» **SUPPLIED MATERIAL**:
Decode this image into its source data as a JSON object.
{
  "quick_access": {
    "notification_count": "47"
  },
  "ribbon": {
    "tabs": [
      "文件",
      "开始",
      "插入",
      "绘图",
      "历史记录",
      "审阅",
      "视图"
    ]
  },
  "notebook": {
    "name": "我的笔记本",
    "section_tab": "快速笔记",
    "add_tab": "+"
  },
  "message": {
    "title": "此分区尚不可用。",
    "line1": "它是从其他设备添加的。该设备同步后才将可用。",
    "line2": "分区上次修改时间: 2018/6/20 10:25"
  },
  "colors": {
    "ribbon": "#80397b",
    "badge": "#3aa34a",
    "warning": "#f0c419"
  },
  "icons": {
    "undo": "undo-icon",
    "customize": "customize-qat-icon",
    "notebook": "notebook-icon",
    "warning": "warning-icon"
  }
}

» **STATED PROBLEM**: Return each entry from above without altering a single character.

» **SOLUTION TO THIS TASK**:
Decode this image into its source data as a JSON object.
{
  "quick_access": {
    "notification_count": "47"
  },
  "ribbon": {
    "tabs": [
      "文件",
      "开始",
      "插入",
      "绘图",
      "历史记录",
      "审阅",
      "视图"
    ]
  },
  "notebook": {
    "name": "我的笔记本",
    "section_tab": "快速笔记",
    "add_tab": "+"
  },
  "message": {
    "title": "此分区尚不可用。",
    "line1": "它是从其他设备添加的。该设备同步后才将可用。",
    "line2": "分区上次修改时间: 2018/6/20 10:25"
  },
  "colors": {
    "ribbon": "#80397b",
    "badge": "#3aa34a",
    "warning": "#f0c419"
  },
  "icons": {
    "undo": "undo-icon",
    "customize": "customize-qat-icon",
    "notebook": "notebook-icon",
    "warning": "warning-icon"
  }
}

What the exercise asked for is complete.